### Supplied entries:

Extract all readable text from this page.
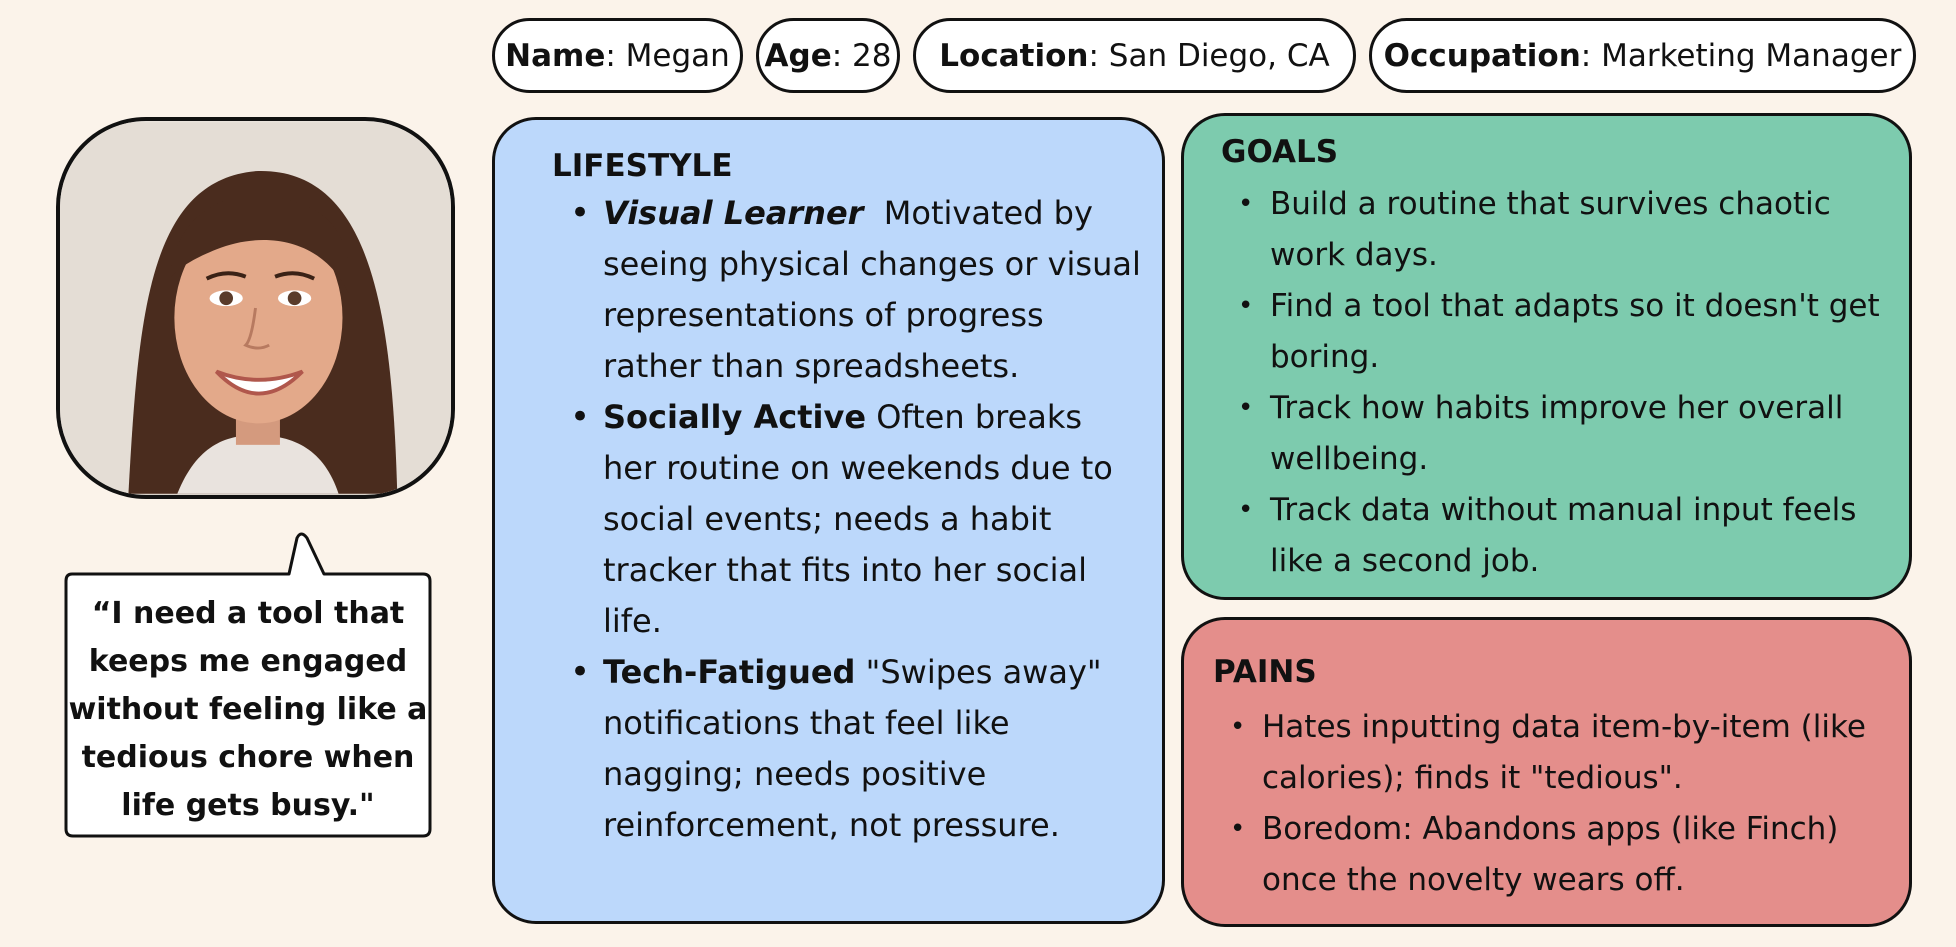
Name : Megan Age : 28 Location : San Diego, CA Occupation : Marketing Manager
“I need a tool that keeps me engaged without feeling like a tedious chore when life gets busy."
LIFESTYLE
• Visual Learner  Motivated by seeing physical changes or visual representations of progress rather than spreadsheets.
• Socially Active Often breaks her routine on weekends due to social events; needs a habit tracker that fits into her social life.
• Tech-Fatigued "Swipes away" notifications that feel like nagging; needs positive reinforcement, not pressure.
GOALS
• Build a routine that survives chaotic work days.
• Find a tool that adapts so it doesn't get boring.
• Track how habits improve her overall wellbeing.
• Track data without manual input feels like a second job.
PAINS
• Hates inputting data item-by-item (like calories); finds it "tedious".
• Boredom: Abandons apps (like Finch) once the novelty wears off.
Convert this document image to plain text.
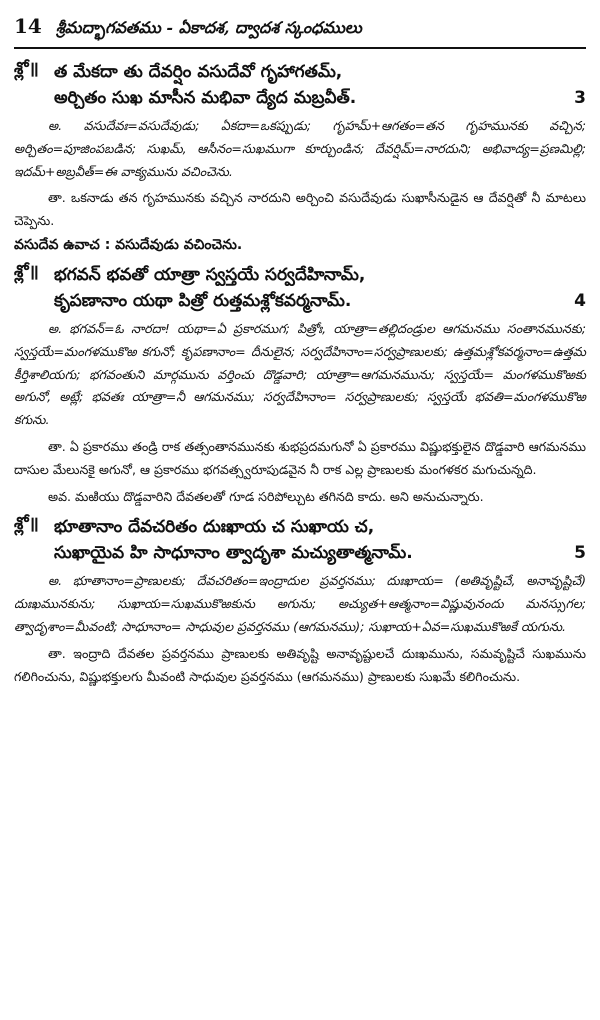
14 శ్రీమద్భాగవతము - ఏకాదశ, ద్వాదశ స్కంధములు
శ్లో॥ త మేకదా తు దేవర్షిం వసుదేవో గృహాగతమ్,
అర్చితం సుఖ మాసీన మభివా ద్యేద మబ్రవీత్.	3

అ. వసుదేవః=వసుదేవుడు; ఏకదా=ఒకప్పుడు; గృహమ్+ఆగతం=తన గృహమునకు వచ్చిన; అర్చితం=పూజింపబడిన; సుఖమ్, ఆసీనం=సుఖముగా కూర్చుండిన; దేవర్షిమ్=నారదుని; అభివాద్య=ప్రణమిల్లి; ఇదమ్+అబ్రవీత్=ఈ వాక్యమును వచించెను.

తా. ఒకనాడు తన గృహమునకు వచ్చిన నారదుని అర్చించి వసుదేవుడు సుఖాసీనుడైన ఆ దేవర్షితో నీ మాటలు చెప్పెను.

వసుదేవ ఉవాచ : వసుదేవుడు వచించెను.
శ్లో॥ భగవన్ భవతో యాత్రా స్వస్తయే సర్వదేహినామ్,
కృపణానాం యథా పిత్రో రుత్తమశ్లోకవర్మనామ్.	4

అ. భగవన్=ఓ నారదా! యథా=ఏ ప్రకారముగ; పిత్రోః, యాత్రా=తల్లిదండ్రుల ఆగమనము సంతానమునకు; స్వస్తయే=మంగళముకొఱ కగునో; కృపణానాం= దీనులైన; సర్వదేహినాం=సర్వప్రాణులకు; ఉత్తమశ్లోకవర్మనాం=ఉత్తమ కీర్తిశాలియగు; భగవంతుని మార్గమును వర్తించు దొడ్డవారి; యాత్రా=ఆగమనమును; స్వస్తయే= మంగళముకొఱకు అగునో, అట్లే; భవతః యాత్రా=నీ ఆగమనము; సర్వదేహినాం= సర్వప్రాణులకు; స్వస్తయే భవతి=మంగళముకొఱ కగును.

తా. ఏ ప్రకారము తండ్రి రాక తత్సంతానమునకు శుభప్రదమగునో ఏ ప్రకారము విష్ణుభక్తులైన దొడ్డవారి ఆగమనము దాసుల మేలునకై అగునో, ఆ ప్రకారము భగవత్స్వరూపుడవైన నీ రాక ఎల్ల ప్రాణులకు మంగళకర మగుచున్నది.

అవ. మఱియు దొడ్డవారిని దేవతలతో గూడ సరిపోల్చుట తగినది కాదు. అని అనుచున్నారు.

శ్లో॥ భూతానాం దేవచరితం దుఃఖాయ చ సుఖాయ చ,
సుఖాయైవ హి సాధూనాం త్వాదృశా మచ్యుతాత్మనామ్.	5

అ. భూతానాం=ప్రాణులకు; దేవచరితం=ఇంద్రాదుల ప్రవర్తనము; దుఃఖాయ= (అతివృష్టిచే, అనావృష్టిచే) దుఃఖమునకును; సుఖాయ=సుఖముకొఱకును అగును; అచ్యుత+ఆత్మనాం=విష్ణువునందు మనస్సుగల; త్వాదృశాం=మీవంటి; సాధూనాం= సాధువుల ప్రవర్తనము (ఆగమనము); సుఖాయ+ఏవ=సుఖముకొఱకే యగును.

తా. ఇంద్రాది దేవతల ప్రవర్తనము ప్రాణులకు అతివృష్టి అనావృష్టులచే దుఃఖమును, సమవృష్టిచే సుఖమును గలిగించును, విష్ణుభక్తులగు మీవంటి సాధువుల ప్రవర్తనము (ఆగమనము) ప్రాణులకు సుఖమే కలిగించును.
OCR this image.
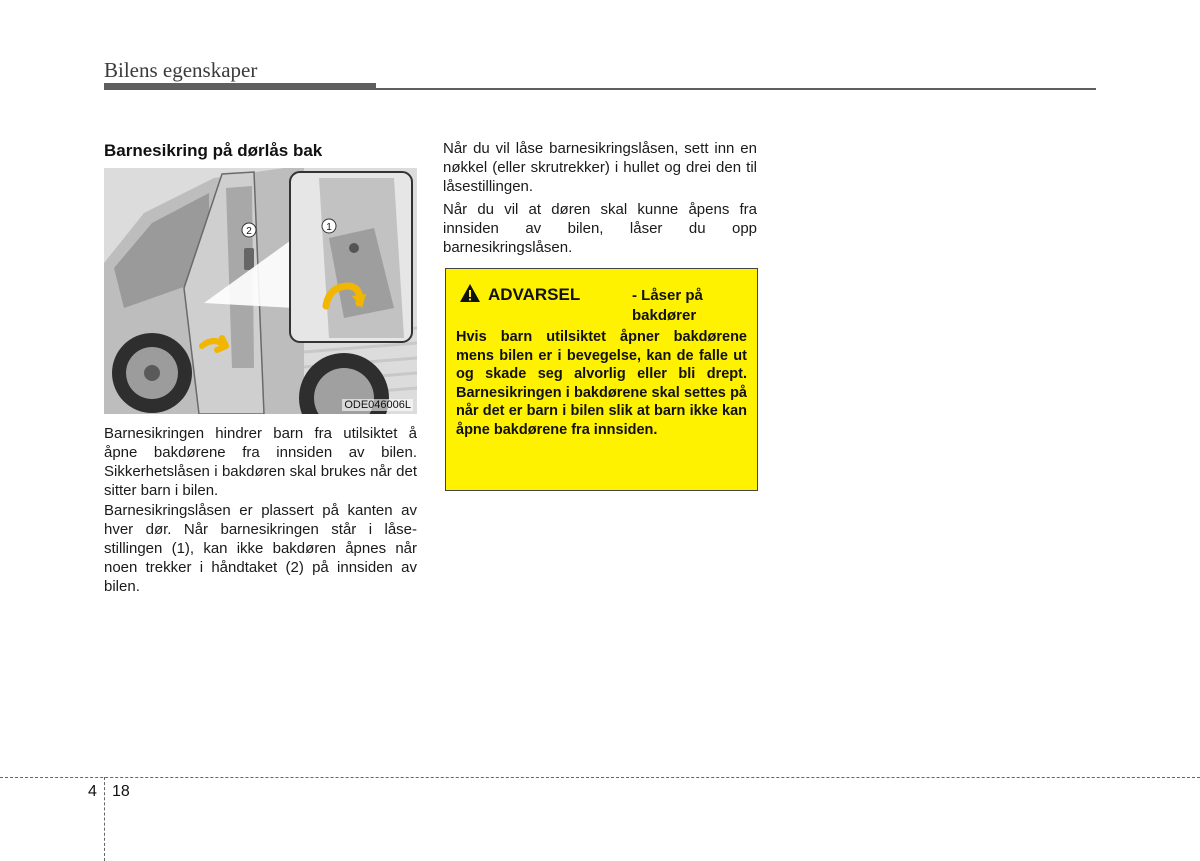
Bilens egenskaper
Barnesikring på dørlås bak
2	1
ODE046006L

Barnesikringen hindrer barn fra utilsiktet å åpne bakdørene fra innsiden av bilen. Sikkerhetslåsen i bakdøren skal brukes når det sitter barn i bilen.

Barnesikringslåsen er plassert på kanten av hver dør. Når barnesikringen står i låse-stillingen (1), kan ikke bakdøren åpnes når noen trekker i håndtaket (2) på innsiden av bilen.

Når du vil låse barnesikringslåsen, sett inn en nøkkel (eller skrutrekker) i hullet og drei den til låsestillingen.

Når du vil at døren skal kunne åpens fra innsiden av bilen, låser du opp barnesikringslåsen.

ADVARSEL	- Låser på bakdører

Hvis barn utilsiktet åpner bakdørene mens bilen er i bevegelse, kan de falle ut og skade seg alvorlig eller bli drept. Barnesikringen i bakdørene skal settes på når det er barn i bilen slik at barn ikke kan åpne bakdørene fra innsiden.

4 18
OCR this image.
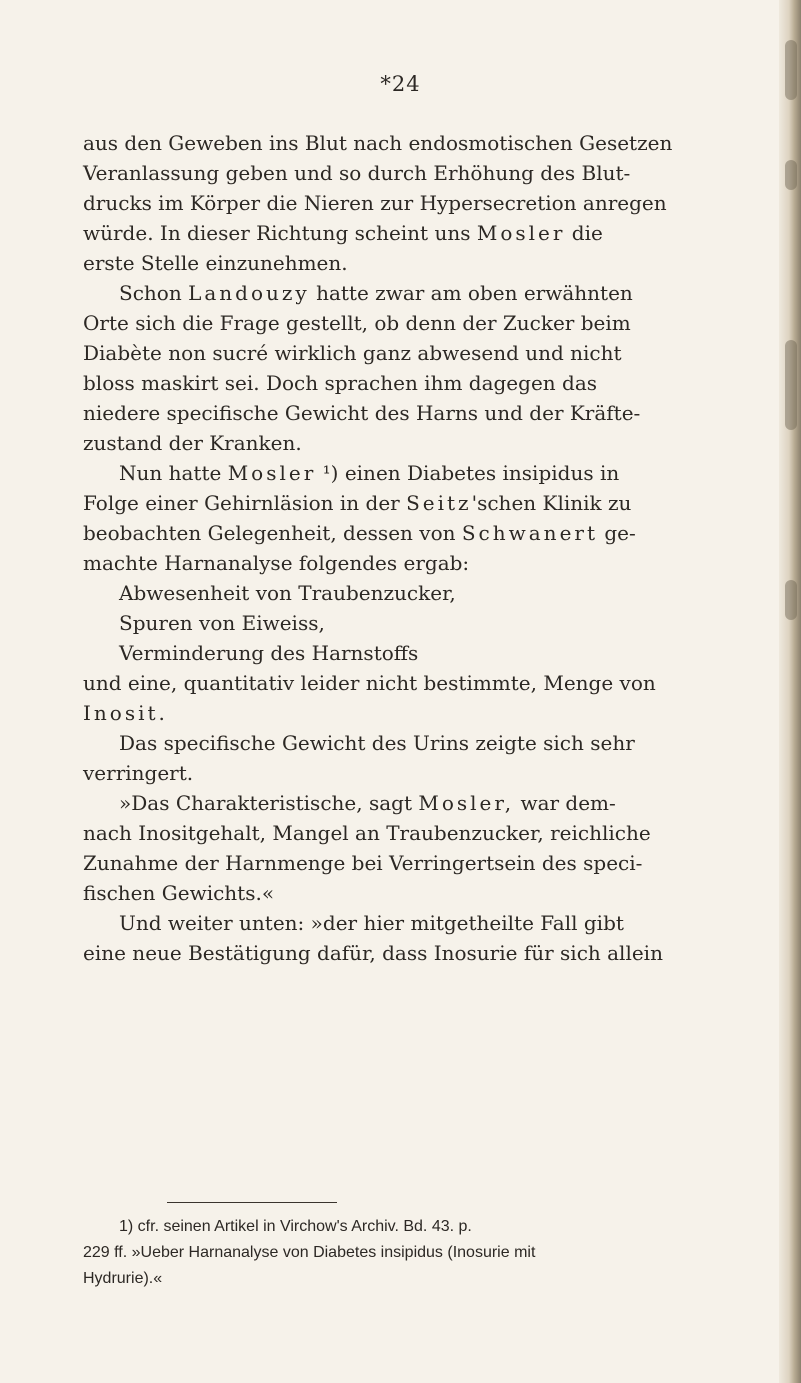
*24
aus den Geweben ins Blut nach endosmotischen Gesetzen
Veranlassung geben und so durch Erhöhung des Blut-
drucks im Körper die Nieren zur Hypersecretion anregen
würde. In dieser Richtung scheint uns Mosler die
erste Stelle einzunehmen.
Schon Landouzy hatte zwar am oben erwähnten
Orte sich die Frage gestellt, ob denn der Zucker beim
Diabète non sucré wirklich ganz abwesend und nicht
bloss maskirt sei. Doch sprachen ihm dagegen das
niedere specifische Gewicht des Harns und der Kräfte-
zustand der Kranken.
Nun hatte Mosler ¹) einen Diabetes insipidus in
Folge einer Gehirnläsion in der Seitz'schen Klinik zu
beobachten Gelegenheit, dessen von Schwanert ge-
machte Harnanalyse folgendes ergab:
Abwesenheit von Traubenzucker,
Spuren von Eiweiss,
Verminderung des Harnstoffs
und eine, quantitativ leider nicht bestimmte, Menge von
Inosit.
Das specifische Gewicht des Urins zeigte sich sehr
verringert.
»Das Charakteristische, sagt Mosler, war dem-
nach Inositgehalt, Mangel an Traubenzucker, reichliche
Zunahme der Harnmenge bei Verringertsein des speci-
fischen Gewichts.«
Und weiter unten: »der hier mitgetheilte Fall gibt
eine neue Bestätigung dafür, dass Inosurie für sich allein
1) cfr. seinen Artikel in Virchow's Archiv. Bd. 43. p.
229 ff. »Ueber Harnanalyse von Diabetes insipidus (Inosurie mit
Hydrurie).«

### Goal of the exercise:
Using the data above, print every line exactly, omitting pictures.

### The output:
Extract all readable text from this page.
Name : Megan Age : 28 Location : San Diego, CA Occupation : Marketing Manager
“I need a tool that keeps me engaged without feeling like a tedious chore when life gets busy."
LIFESTYLE
• Visual Learner  Motivated by seeing physical changes or visual representations of progress rather than spreadsheets.
• Socially Active Often breaks her routine on weekends due to social events; needs a habit tracker that fits into her social life.
• Tech-Fatigued "Swipes away" notifications that feel like nagging; needs positive reinforcement, not pressure.
GOALS
• Build a routine that survives chaotic work days.
• Find a tool that adapts so it doesn't get boring.
• Track how habits improve her overall wellbeing.
• Track data without manual input feels like a second job.
PAINS
• Hates inputting data item-by-item (like calories); finds it "tedious".
• Boredom: Abandons apps (like Finch) once the novelty wears off.
Convert this document image to plain text.
14 శ్రీమద్భాగవతము - ఏకాదశ, ద్వాదశ స్కంధములు
శ్లో॥ త మేకదా తు దేవర్షిం వసుదేవో గృహాగతమ్,
అర్చితం సుఖ మాసీన మభివా ద్యేద మబ్రవీత్.	3

అ. వసుదేవః=వసుదేవుడు; ఏకదా=ఒకప్పుడు; గృహమ్+ఆగతం=తన గృహమునకు వచ్చిన; అర్చితం=పూజింపబడిన; సుఖమ్, ఆసీనం=సుఖముగా కూర్చుండిన; దేవర్షిమ్=నారదుని; అభివాద్య=ప్రణమిల్లి; ఇదమ్+అబ్రవీత్=ఈ వాక్యమును వచించెను.

తా. ఒకనాడు తన గృహమునకు వచ్చిన నారదుని అర్చించి వసుదేవుడు సుఖాసీనుడైన ఆ దేవర్షితో నీ మాటలు చెప్పెను.

వసుదేవ ఉవాచ : వసుదేవుడు వచించెను.
శ్లో॥ భగవన్ భవతో యాత్రా స్వస్తయే సర్వదేహినామ్,
కృపణానాం యథా పిత్రో రుత్తమశ్లోకవర్మనామ్.	4

అ. భగవన్=ఓ నారదా! యథా=ఏ ప్రకారముగ; పిత్రోః, యాత్రా=తల్లిదండ్రుల ఆగమనము సంతానమునకు; స్వస్తయే=మంగళముకొఱ కగునో; కృపణానాం= దీనులైన; సర్వదేహినాం=సర్వప్రాణులకు; ఉత్తమశ్లోకవర్మనాం=ఉత్తమ కీర్తిశాలియగు; భగవంతుని మార్గమును వర్తించు దొడ్డవారి; యాత్రా=ఆగమనమును; స్వస్తయే= మంగళముకొఱకు అగునో, అట్లే; భవతః యాత్రా=నీ ఆగమనము; సర్వదేహినాం= సర్వప్రాణులకు; స్వస్తయే భవతి=మంగళముకొఱ కగును.

తా. ఏ ప్రకారము తండ్రి రాక తత్సంతానమునకు శుభప్రదమగునో ఏ ప్రకారము విష్ణుభక్తులైన దొడ్డవారి ఆగమనము దాసుల మేలునకై అగునో, ఆ ప్రకారము భగవత్స్వరూపుడవైన నీ రాక ఎల్ల ప్రాణులకు మంగళకర మగుచున్నది.

అవ. మఱియు దొడ్డవారిని దేవతలతో గూడ సరిపోల్చుట తగినది కాదు. అని అనుచున్నారు.

శ్లో॥ భూతానాం దేవచరితం దుఃఖాయ చ సుఖాయ చ,
సుఖాయైవ హి సాధూనాం త్వాదృశా మచ్యుతాత్మనామ్.	5

అ. భూతానాం=ప్రాణులకు; దేవచరితం=ఇంద్రాదుల ప్రవర్తనము; దుఃఖాయ= (అతివృష్టిచే, అనావృష్టిచే) దుఃఖమునకును; సుఖాయ=సుఖముకొఱకును అగును; అచ్యుత+ఆత్మనాం=విష్ణువునందు మనస్సుగల; త్వాదృశాం=మీవంటి; సాధూనాం= సాధువుల ప్రవర్తనము (ఆగమనము); సుఖాయ+ఏవ=సుఖముకొఱకే యగును.

తా. ఇంద్రాది దేవతల ప్రవర్తనము ప్రాణులకు అతివృష్టి అనావృష్టులచే దుఃఖమును, సమవృష్టిచే సుఖమును గలిగించును, విష్ణుభక్తులగు మీవంటి సాధువుల ప్రవర్తనము (ఆగమనము) ప్రాణులకు సుఖమే కలిగించును.
OCR this image.
Bilens egenskaper
Barnesikring på dørlås bak
2	1
ODE046006L

Barnesikringen hindrer barn fra utilsiktet å åpne bakdørene fra innsiden av bilen. Sikkerhetslåsen i bakdøren skal brukes når det sitter barn i bilen.

Barnesikringslåsen er plassert på kanten av hver dør. Når barnesikringen står i låse-stillingen (1), kan ikke bakdøren åpnes når noen trekker i håndtaket (2) på innsiden av bilen.

Når du vil låse barnesikringslåsen, sett inn en nøkkel (eller skrutrekker) i hullet og drei den til låsestillingen.

Når du vil at døren skal kunne åpens fra innsiden av bilen, låser du opp barnesikringslåsen.

ADVARSEL	- Låser på bakdører

Hvis barn utilsiktet åpner bakdørene mens bilen er i bevegelse, kan de falle ut og skade seg alvorlig eller bli drept. Barnesikringen i bakdørene skal settes på når det er barn i bilen slik at barn ikke kan åpne bakdørene fra innsiden.

4 18
OCR this image.
*24
aus den Geweben ins Blut nach endosmotischen Gesetzen
Veranlassung geben und so durch Erhöhung des Blut-
drucks im Körper die Nieren zur Hypersecretion anregen
würde. In dieser Richtung scheint uns Mosler die
erste Stelle einzunehmen.
Schon Landouzy hatte zwar am oben erwähnten
Orte sich die Frage gestellt, ob denn der Zucker beim
Diabète non sucré wirklich ganz abwesend und nicht
bloss maskirt sei. Doch sprachen ihm dagegen das
niedere specifische Gewicht des Harns und der Kräfte-
zustand der Kranken.
Nun hatte Mosler ¹) einen Diabetes insipidus in
Folge einer Gehirnläsion in der Seitz'schen Klinik zu
beobachten Gelegenheit, dessen von Schwanert ge-
machte Harnanalyse folgendes ergab:
Abwesenheit von Traubenzucker,
Spuren von Eiweiss,
Verminderung des Harnstoffs
und eine, quantitativ leider nicht bestimmte, Menge von
Inosit.
Das specifische Gewicht des Urins zeigte sich sehr
verringert.
»Das Charakteristische, sagt Mosler, war dem-
nach Inositgehalt, Mangel an Traubenzucker, reichliche
Zunahme der Harnmenge bei Verringertsein des speci-
fischen Gewichts.«
Und weiter unten: »der hier mitgetheilte Fall gibt
eine neue Bestätigung dafür, dass Inosurie für sich allein
1) cfr. seinen Artikel in Virchow's Archiv. Bd. 43. p.
229 ff. »Ueber Harnanalyse von Diabetes insipidus (Inosurie mit
Hydrurie).«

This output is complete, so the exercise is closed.